>> START

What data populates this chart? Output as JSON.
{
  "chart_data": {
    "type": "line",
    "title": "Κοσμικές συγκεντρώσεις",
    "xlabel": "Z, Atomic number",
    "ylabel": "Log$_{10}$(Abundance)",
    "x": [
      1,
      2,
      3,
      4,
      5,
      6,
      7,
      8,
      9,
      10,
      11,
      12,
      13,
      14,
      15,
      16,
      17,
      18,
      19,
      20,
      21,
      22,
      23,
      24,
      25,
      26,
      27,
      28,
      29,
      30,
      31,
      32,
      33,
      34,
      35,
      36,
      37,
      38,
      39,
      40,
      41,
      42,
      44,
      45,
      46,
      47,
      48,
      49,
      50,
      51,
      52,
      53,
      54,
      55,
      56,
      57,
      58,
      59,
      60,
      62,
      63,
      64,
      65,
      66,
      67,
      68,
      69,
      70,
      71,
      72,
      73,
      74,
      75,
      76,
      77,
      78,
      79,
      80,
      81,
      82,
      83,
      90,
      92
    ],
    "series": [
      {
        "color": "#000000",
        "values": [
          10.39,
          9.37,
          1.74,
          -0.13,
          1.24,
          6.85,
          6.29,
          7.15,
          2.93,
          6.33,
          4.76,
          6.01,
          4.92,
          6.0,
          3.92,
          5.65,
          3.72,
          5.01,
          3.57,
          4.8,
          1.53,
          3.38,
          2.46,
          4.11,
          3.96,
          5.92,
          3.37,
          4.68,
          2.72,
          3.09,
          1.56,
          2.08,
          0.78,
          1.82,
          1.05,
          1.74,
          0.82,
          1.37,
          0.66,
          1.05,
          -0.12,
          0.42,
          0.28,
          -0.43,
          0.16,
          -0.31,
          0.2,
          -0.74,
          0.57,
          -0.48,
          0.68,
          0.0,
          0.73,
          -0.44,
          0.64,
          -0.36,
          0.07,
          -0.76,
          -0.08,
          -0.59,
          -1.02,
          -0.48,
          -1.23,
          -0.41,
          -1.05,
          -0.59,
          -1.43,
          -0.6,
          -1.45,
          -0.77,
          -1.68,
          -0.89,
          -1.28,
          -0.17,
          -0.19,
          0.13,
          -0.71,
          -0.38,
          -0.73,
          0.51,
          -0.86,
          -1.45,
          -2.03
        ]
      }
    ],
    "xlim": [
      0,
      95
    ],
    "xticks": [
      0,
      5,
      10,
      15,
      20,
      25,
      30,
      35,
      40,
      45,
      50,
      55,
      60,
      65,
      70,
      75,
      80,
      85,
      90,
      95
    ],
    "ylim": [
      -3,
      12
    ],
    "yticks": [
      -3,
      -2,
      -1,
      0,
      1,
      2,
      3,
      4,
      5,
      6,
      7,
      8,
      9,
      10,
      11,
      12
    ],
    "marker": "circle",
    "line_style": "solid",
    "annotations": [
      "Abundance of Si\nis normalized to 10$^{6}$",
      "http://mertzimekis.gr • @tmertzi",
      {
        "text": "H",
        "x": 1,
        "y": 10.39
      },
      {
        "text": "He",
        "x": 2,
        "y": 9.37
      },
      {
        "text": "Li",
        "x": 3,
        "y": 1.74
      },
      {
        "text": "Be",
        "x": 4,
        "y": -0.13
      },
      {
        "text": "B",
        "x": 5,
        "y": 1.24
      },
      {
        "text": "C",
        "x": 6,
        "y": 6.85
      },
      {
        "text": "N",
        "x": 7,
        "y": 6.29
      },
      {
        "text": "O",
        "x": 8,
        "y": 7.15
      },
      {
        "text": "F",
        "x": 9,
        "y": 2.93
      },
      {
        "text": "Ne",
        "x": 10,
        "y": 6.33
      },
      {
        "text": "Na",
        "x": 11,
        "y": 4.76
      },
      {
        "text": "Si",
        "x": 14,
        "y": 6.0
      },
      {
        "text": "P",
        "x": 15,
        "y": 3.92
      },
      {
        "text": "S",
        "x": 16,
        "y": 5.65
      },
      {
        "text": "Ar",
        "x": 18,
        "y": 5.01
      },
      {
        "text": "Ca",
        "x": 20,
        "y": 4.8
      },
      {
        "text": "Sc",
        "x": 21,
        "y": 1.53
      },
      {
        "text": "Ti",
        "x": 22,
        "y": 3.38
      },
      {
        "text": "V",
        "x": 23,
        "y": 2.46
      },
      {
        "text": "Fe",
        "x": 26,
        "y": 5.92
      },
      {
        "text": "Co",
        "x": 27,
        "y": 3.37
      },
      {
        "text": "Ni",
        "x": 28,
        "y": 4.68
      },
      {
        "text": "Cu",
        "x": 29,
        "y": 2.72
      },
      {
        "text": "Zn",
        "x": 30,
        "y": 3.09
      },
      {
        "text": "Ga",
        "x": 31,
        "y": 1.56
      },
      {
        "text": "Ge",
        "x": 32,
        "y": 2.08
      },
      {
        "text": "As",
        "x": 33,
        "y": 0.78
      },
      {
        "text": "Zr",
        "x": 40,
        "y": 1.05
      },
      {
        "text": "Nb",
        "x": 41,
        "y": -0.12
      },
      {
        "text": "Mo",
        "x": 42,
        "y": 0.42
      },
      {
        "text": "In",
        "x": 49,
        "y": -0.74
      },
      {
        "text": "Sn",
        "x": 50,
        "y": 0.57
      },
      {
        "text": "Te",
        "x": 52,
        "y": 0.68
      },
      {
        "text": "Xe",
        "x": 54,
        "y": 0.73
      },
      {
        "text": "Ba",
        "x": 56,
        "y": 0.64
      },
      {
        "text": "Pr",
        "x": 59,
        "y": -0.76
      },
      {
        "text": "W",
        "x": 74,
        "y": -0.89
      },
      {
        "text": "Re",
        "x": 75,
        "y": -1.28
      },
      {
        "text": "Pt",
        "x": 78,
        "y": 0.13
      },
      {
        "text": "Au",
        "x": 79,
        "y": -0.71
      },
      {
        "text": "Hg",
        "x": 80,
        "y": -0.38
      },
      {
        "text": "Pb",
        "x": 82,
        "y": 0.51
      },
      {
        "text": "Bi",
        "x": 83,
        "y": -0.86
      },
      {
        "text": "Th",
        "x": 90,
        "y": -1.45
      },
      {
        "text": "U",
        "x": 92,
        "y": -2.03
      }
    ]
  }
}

>> END
>> START

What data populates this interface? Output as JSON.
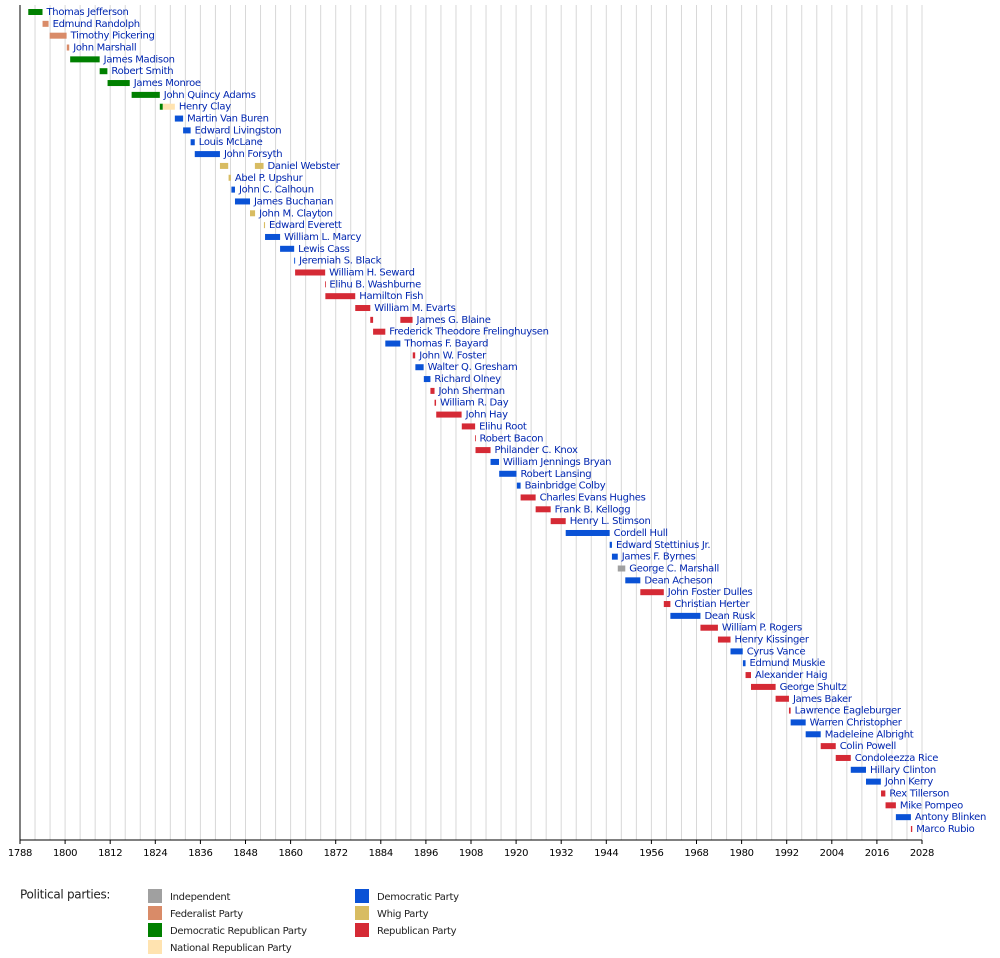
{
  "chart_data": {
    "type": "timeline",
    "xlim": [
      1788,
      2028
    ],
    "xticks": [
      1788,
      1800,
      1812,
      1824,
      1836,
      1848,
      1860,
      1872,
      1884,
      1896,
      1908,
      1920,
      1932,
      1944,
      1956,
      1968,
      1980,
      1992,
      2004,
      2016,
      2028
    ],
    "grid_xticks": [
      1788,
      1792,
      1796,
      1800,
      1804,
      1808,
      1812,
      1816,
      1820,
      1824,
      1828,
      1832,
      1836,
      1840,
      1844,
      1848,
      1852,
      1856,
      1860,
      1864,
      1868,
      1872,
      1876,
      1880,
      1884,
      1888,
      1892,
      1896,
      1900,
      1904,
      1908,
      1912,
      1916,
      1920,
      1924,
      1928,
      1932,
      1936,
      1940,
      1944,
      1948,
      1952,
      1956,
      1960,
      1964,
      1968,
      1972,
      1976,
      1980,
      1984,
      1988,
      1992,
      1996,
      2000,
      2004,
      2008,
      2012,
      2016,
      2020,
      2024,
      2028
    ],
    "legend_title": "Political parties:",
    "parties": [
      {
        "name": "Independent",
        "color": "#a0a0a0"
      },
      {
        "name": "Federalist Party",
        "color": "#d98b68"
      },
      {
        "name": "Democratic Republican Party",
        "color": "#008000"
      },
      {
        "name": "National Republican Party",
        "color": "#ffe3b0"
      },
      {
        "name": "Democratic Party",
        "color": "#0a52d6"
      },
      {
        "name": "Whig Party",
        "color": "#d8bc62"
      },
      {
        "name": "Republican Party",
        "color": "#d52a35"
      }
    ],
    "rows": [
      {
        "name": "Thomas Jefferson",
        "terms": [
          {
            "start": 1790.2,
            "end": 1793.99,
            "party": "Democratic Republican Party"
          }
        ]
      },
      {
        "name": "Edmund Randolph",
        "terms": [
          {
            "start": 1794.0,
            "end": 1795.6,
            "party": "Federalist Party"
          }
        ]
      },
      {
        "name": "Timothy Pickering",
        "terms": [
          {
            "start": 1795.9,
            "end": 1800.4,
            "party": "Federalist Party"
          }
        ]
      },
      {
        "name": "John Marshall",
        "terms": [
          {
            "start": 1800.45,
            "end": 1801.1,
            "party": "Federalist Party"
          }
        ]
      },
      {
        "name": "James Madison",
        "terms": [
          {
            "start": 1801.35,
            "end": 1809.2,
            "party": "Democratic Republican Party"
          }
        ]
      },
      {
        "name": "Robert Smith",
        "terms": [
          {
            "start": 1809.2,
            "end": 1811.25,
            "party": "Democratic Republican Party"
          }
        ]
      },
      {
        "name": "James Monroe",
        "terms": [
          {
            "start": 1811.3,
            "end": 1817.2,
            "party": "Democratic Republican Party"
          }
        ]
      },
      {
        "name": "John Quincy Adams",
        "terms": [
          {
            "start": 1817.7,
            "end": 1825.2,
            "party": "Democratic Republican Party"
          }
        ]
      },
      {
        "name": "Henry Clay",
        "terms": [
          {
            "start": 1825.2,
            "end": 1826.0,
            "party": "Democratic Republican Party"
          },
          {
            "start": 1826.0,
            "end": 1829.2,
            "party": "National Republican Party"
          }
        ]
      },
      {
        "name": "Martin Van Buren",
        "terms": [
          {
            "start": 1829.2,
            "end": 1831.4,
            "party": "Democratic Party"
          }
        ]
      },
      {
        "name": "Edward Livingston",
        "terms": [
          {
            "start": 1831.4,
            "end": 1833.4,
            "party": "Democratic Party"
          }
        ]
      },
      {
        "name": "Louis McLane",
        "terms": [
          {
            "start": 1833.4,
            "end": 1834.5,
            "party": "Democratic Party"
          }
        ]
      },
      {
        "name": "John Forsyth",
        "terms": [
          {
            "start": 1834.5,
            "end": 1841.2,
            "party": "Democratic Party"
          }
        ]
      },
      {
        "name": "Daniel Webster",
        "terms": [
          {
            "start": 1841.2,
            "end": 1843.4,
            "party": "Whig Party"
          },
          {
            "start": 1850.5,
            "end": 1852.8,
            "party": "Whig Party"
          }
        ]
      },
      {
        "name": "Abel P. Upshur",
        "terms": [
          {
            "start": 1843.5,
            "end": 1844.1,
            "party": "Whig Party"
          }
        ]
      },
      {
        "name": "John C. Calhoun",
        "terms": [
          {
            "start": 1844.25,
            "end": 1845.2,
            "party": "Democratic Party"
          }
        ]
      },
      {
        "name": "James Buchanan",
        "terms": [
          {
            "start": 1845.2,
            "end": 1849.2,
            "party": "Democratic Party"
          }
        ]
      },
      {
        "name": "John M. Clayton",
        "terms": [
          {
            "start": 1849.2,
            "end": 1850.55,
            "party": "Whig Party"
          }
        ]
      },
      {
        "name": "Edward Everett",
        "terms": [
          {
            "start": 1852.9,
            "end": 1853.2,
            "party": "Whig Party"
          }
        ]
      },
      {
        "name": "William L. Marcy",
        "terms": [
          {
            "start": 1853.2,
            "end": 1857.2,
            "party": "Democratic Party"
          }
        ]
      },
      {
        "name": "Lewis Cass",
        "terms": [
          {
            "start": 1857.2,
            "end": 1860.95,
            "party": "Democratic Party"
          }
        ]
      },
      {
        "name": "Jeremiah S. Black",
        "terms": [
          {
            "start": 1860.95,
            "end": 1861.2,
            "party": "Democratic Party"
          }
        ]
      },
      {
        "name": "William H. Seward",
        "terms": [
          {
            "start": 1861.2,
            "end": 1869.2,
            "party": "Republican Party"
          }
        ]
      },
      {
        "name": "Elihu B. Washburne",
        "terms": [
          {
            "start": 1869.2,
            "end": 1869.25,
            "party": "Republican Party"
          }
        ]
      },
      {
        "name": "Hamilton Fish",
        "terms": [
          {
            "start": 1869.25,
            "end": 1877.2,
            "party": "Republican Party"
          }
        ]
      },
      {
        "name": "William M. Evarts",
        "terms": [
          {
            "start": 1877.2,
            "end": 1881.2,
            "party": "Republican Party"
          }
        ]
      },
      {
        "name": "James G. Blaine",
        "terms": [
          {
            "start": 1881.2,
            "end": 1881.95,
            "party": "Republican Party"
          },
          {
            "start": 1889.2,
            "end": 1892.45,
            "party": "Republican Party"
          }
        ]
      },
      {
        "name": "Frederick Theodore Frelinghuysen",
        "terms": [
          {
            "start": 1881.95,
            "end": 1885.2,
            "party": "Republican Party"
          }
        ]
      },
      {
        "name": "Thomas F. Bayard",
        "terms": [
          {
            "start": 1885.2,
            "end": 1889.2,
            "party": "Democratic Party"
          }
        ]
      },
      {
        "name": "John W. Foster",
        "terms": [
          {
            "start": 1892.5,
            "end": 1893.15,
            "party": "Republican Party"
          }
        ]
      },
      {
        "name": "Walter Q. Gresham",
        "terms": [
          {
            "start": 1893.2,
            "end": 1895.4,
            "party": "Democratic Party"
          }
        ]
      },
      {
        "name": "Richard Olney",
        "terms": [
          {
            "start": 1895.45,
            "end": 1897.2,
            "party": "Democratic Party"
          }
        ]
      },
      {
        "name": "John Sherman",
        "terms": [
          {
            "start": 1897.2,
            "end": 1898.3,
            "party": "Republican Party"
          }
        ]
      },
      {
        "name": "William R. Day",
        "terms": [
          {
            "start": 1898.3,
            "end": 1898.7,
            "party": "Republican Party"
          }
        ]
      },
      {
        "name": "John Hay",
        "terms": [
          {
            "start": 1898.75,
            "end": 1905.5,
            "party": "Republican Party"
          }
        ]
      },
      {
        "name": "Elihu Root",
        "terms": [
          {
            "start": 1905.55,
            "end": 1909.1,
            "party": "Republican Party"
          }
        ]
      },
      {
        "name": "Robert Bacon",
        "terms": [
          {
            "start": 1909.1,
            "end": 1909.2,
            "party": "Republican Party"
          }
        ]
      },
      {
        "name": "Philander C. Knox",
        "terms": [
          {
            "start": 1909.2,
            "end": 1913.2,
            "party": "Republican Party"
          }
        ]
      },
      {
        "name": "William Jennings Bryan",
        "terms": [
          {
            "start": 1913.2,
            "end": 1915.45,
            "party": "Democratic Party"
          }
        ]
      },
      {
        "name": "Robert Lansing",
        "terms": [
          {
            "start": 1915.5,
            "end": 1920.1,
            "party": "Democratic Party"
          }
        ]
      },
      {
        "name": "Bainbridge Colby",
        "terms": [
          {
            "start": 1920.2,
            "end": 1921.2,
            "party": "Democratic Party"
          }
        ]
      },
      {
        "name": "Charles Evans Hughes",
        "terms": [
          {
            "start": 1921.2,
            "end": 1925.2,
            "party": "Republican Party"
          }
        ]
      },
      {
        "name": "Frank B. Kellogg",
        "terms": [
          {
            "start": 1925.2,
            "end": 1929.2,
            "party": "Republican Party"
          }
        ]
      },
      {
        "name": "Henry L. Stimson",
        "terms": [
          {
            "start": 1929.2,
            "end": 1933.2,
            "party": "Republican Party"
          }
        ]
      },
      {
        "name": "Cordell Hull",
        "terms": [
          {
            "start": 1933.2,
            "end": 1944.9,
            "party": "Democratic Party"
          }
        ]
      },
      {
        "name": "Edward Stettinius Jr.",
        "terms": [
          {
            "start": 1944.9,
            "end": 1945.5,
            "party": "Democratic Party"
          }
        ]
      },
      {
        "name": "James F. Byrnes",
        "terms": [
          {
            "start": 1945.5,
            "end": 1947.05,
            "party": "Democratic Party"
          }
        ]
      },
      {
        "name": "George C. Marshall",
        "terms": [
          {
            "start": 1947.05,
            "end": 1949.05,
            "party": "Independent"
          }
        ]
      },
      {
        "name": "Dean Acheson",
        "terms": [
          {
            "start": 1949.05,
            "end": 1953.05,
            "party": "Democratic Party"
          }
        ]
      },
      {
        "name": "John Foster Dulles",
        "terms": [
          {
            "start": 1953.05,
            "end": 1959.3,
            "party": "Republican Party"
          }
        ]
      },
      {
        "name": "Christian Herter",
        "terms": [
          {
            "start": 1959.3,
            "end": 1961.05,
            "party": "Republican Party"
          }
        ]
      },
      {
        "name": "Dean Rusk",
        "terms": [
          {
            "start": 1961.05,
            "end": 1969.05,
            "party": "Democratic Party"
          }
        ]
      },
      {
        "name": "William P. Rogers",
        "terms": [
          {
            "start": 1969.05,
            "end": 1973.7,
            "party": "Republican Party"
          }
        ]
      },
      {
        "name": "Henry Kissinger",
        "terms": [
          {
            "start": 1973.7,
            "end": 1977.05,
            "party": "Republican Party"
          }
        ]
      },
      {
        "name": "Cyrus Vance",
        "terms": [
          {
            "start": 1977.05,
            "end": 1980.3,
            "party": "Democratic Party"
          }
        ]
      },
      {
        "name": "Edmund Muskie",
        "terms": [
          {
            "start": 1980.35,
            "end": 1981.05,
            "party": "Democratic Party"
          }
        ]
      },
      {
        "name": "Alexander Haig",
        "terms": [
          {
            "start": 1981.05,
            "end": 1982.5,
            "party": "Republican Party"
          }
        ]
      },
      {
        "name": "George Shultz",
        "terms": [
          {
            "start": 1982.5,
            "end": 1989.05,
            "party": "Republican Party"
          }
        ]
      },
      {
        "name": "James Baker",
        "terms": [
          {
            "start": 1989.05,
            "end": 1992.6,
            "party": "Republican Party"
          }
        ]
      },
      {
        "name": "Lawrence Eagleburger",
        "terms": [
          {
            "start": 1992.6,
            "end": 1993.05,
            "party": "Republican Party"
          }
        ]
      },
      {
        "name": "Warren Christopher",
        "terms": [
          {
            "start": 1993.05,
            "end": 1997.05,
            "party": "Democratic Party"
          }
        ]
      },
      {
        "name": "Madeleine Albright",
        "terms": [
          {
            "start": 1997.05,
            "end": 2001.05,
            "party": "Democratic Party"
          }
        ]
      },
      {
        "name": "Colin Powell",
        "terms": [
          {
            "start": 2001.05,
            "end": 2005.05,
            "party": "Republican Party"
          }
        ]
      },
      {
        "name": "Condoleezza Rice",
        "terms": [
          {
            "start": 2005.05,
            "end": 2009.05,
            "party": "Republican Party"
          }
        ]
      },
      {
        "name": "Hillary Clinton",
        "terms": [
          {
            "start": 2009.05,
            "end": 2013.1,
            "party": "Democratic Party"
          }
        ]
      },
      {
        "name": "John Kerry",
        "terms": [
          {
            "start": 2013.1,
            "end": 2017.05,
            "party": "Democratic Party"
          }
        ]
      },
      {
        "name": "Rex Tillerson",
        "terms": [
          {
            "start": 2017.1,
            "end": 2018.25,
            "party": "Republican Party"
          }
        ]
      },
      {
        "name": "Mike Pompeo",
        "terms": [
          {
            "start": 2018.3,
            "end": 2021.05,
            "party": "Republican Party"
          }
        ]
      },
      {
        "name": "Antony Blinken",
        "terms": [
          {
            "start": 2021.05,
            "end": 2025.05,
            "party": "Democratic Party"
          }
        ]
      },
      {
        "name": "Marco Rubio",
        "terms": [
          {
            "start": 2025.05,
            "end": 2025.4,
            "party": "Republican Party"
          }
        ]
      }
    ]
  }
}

>> END

List all lines holding the string "Robert".

        "name": "Robert Smith",
        "name": "Robert Bacon",
        "name": "Robert Lansing",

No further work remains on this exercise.